## [Exercise]
Return each line containing "text".

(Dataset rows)
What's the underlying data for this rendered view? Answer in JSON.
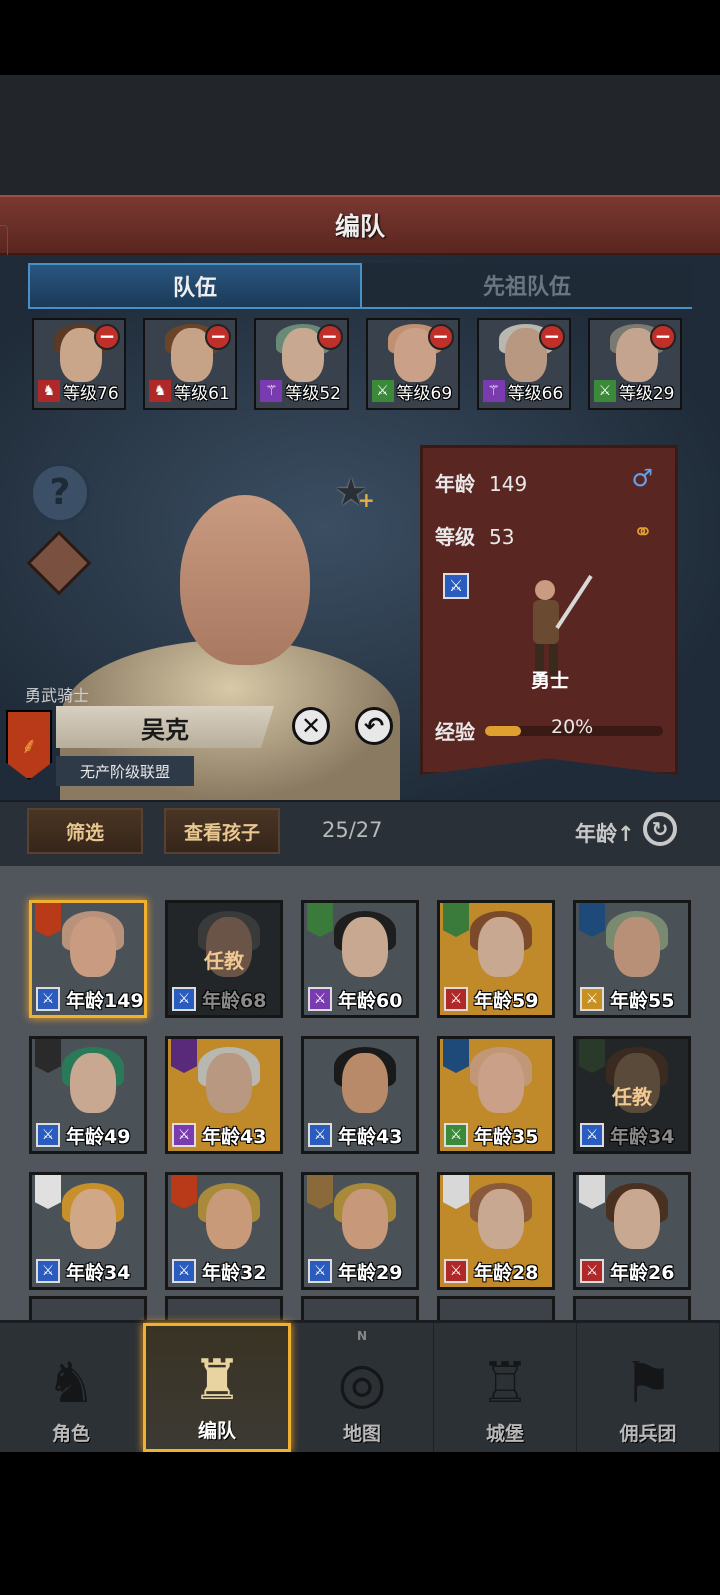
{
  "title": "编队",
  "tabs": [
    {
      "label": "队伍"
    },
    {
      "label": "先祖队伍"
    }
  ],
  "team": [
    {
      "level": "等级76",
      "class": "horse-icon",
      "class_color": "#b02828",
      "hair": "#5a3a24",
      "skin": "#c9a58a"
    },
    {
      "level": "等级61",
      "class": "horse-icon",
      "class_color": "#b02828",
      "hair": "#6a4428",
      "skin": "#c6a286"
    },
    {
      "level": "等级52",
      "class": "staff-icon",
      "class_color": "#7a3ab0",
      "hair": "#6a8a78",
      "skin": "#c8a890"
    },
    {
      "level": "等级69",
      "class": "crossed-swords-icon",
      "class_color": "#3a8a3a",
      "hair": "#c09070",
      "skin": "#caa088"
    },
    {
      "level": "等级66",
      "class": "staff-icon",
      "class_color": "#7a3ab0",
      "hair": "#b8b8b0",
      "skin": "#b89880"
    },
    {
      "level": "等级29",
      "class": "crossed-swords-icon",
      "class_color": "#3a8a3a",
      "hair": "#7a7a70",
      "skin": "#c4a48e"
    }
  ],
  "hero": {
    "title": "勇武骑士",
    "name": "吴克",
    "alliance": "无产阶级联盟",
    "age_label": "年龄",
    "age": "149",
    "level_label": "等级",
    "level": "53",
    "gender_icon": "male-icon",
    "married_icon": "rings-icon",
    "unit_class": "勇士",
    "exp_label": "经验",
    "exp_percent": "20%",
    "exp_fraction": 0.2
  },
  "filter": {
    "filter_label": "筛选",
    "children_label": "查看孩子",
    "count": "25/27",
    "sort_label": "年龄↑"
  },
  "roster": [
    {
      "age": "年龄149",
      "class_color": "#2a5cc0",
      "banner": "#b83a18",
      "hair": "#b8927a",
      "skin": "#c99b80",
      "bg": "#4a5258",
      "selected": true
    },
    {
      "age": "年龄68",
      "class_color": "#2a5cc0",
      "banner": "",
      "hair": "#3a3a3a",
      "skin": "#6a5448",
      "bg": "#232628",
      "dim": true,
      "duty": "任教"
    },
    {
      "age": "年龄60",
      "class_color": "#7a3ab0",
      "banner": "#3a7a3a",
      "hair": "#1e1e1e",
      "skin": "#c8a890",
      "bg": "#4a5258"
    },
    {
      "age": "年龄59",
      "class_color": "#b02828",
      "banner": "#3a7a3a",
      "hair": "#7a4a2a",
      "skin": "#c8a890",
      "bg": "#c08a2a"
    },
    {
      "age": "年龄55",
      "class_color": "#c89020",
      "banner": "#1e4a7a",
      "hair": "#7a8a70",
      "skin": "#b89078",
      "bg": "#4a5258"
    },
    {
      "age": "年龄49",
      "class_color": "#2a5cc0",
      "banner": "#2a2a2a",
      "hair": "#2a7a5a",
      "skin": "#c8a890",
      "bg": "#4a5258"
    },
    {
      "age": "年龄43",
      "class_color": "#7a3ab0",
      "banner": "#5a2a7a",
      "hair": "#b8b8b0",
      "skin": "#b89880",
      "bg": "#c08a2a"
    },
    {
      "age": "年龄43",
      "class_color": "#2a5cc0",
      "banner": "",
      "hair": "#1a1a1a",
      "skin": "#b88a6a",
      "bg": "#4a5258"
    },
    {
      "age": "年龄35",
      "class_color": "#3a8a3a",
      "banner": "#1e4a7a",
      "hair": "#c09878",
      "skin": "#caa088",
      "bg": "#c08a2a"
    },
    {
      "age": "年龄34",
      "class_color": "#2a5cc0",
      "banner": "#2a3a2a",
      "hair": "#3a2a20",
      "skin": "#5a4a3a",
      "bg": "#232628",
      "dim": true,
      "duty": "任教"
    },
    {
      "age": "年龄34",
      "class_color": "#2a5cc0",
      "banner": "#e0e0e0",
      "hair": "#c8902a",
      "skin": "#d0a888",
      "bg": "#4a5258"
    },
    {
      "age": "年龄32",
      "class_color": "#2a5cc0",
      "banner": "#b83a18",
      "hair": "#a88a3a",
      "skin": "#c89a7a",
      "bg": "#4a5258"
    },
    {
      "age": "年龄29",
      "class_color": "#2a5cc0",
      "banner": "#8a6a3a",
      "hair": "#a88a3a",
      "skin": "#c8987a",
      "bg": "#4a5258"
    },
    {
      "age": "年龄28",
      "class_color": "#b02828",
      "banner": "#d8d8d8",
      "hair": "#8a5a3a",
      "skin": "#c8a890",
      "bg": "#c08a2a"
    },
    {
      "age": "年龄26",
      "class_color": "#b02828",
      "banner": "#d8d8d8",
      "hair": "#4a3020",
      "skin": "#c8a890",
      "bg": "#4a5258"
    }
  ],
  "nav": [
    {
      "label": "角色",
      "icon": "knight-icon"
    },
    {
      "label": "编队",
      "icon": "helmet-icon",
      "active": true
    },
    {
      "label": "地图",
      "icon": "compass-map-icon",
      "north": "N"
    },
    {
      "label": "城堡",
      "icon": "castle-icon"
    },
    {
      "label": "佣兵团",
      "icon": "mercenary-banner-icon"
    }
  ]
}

* * *

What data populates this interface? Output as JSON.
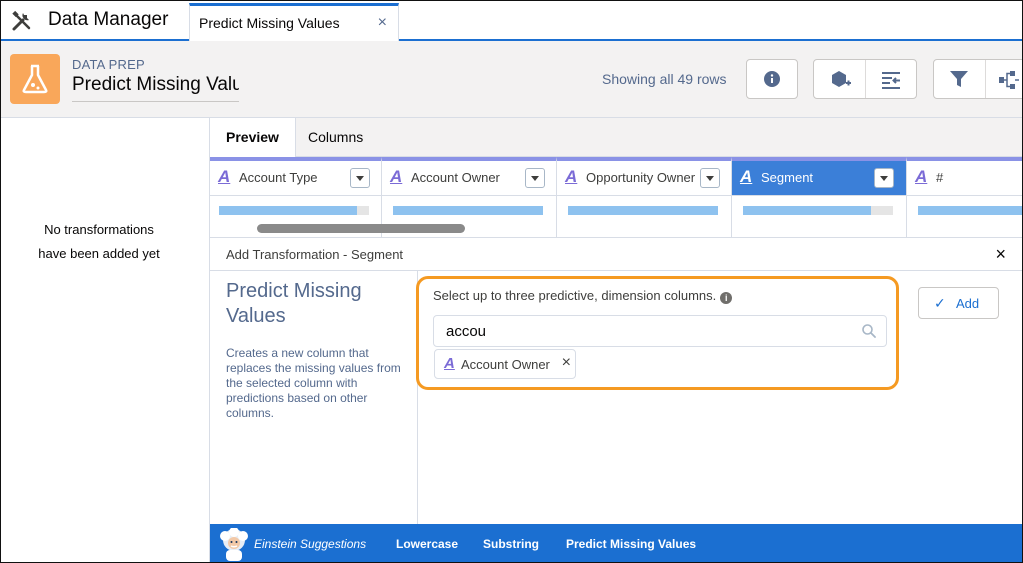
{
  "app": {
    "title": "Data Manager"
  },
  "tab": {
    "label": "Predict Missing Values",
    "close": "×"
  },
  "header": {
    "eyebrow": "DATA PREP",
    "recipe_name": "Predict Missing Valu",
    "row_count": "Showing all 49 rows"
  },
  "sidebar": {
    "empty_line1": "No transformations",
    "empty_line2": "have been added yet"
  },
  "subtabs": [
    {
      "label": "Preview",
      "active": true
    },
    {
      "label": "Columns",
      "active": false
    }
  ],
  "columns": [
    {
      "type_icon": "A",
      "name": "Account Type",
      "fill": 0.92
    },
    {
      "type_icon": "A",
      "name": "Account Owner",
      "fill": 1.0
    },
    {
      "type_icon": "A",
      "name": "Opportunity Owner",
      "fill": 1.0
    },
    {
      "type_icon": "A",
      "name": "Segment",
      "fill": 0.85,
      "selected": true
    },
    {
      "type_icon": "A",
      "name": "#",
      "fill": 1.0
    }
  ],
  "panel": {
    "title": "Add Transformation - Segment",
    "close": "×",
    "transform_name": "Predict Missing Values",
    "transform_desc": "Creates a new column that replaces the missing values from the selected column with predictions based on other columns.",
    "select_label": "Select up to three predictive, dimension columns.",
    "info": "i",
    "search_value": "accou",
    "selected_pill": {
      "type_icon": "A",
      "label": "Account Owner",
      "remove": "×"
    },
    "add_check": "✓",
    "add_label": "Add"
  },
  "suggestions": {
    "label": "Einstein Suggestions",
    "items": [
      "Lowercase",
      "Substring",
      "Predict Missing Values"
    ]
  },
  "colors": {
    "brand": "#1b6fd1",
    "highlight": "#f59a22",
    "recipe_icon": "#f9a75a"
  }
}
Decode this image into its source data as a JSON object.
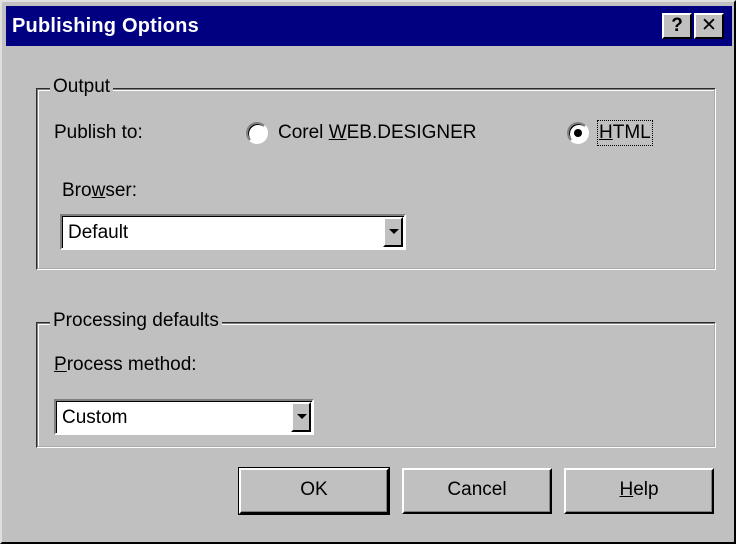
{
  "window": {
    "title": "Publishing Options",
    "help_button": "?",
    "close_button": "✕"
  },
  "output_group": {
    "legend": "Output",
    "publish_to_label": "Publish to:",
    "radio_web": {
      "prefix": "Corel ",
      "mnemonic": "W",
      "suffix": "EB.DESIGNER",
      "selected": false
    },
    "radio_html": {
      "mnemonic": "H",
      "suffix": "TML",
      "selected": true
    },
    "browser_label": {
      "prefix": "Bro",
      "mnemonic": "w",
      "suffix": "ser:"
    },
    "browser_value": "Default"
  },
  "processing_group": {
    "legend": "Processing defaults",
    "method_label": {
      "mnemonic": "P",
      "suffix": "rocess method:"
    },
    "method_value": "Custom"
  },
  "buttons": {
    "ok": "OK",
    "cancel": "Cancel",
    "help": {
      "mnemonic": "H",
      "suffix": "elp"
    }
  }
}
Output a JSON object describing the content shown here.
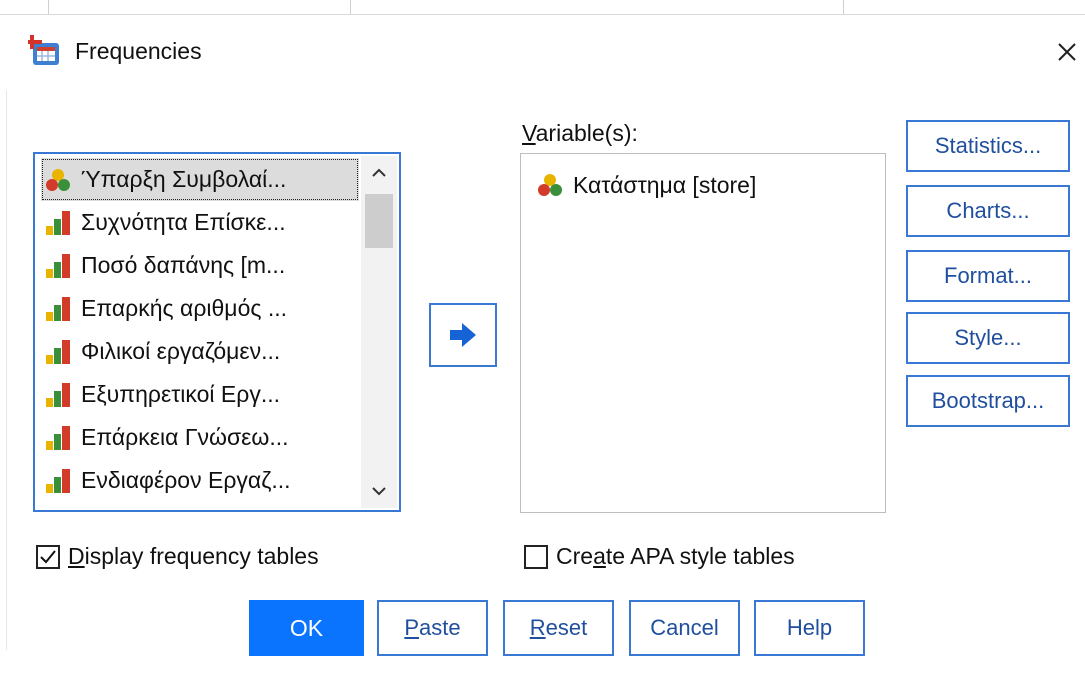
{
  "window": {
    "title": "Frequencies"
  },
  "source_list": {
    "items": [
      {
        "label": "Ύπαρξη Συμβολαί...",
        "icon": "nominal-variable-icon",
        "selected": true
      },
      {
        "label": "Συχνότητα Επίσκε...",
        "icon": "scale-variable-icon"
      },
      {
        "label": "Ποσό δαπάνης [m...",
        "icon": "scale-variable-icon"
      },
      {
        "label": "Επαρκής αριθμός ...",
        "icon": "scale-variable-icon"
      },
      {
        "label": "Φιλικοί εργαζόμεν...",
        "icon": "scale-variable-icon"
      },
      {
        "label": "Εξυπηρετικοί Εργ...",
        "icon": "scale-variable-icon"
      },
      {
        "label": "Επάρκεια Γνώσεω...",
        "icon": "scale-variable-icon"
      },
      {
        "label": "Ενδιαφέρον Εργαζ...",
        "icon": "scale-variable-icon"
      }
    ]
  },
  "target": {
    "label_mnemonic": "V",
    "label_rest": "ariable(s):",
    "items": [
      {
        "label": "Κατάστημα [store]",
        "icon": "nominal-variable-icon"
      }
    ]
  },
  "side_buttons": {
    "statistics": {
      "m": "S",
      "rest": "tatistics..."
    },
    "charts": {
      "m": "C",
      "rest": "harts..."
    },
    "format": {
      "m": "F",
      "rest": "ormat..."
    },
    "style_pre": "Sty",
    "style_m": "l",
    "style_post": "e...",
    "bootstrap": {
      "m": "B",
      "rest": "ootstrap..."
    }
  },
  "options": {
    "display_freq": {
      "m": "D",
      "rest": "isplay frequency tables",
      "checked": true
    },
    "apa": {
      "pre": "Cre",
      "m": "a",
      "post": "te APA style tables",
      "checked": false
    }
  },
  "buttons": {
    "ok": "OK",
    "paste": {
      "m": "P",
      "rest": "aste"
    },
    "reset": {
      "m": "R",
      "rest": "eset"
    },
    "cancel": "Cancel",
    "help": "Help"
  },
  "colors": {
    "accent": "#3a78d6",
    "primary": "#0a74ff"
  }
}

* * *

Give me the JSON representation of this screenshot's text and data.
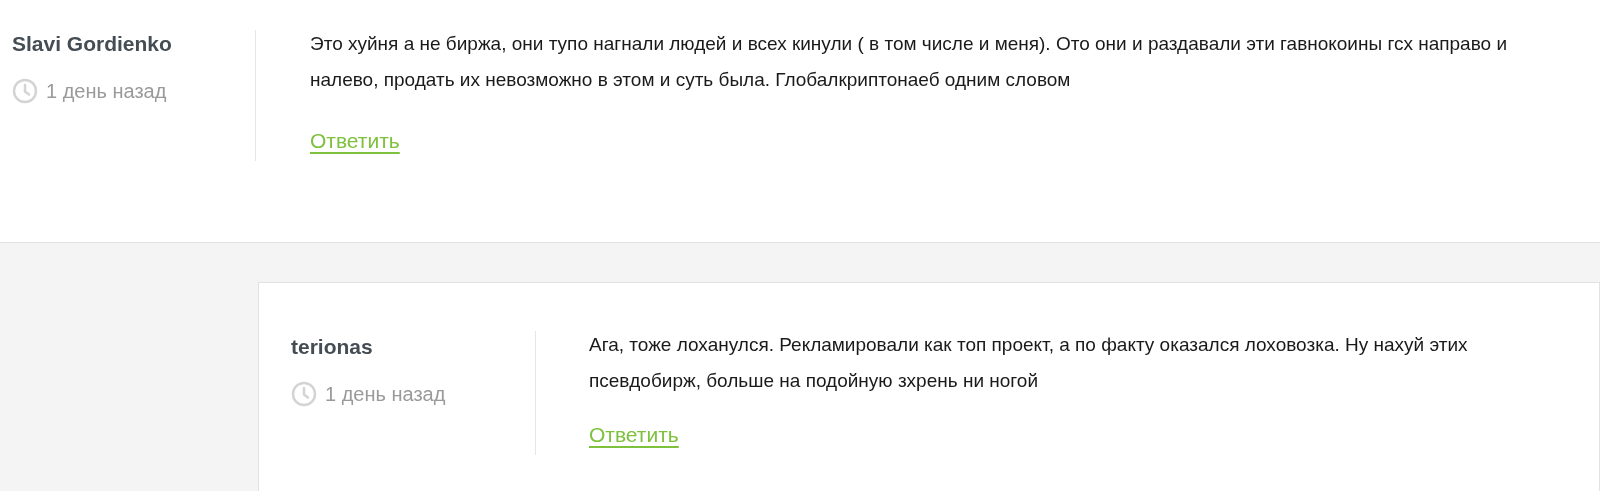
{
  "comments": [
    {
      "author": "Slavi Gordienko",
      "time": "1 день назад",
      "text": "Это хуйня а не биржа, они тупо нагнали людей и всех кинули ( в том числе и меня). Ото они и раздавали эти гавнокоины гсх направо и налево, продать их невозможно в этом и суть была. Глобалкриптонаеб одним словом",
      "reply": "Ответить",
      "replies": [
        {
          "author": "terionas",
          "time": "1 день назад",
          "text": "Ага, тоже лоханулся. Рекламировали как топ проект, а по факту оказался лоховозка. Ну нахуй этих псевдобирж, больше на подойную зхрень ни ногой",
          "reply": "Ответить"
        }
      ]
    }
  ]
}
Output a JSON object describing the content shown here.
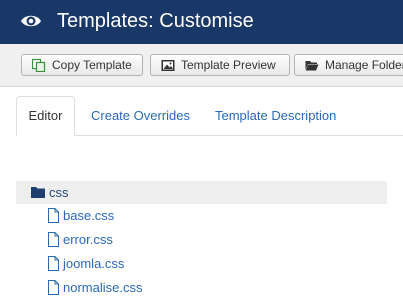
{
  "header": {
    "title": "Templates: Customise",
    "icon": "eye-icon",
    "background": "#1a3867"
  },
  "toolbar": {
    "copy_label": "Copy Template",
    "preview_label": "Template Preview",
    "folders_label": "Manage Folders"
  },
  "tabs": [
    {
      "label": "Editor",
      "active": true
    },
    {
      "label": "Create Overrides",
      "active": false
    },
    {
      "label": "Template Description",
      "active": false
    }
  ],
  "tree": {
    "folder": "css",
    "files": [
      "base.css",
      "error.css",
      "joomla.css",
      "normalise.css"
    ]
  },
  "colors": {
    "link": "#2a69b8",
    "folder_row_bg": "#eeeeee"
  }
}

## [Output]
Give me the JSON representation of this screenshot's text and data.
      "text": "Это хуйня а не биржа, они тупо нагнали людей и всех кинули ( в том числе и меня). Ото они и раздавали эти гавнокоины гсх направо и налево, продать их невозможно в этом и суть была. Глобалкриптонаеб одним словом",
          "text": "Ага, тоже лоханулся. Рекламировали как топ проект, а по факту оказался лоховозка. Ну нахуй этих псевдобирж, больше на подойную зхрень ни ногой",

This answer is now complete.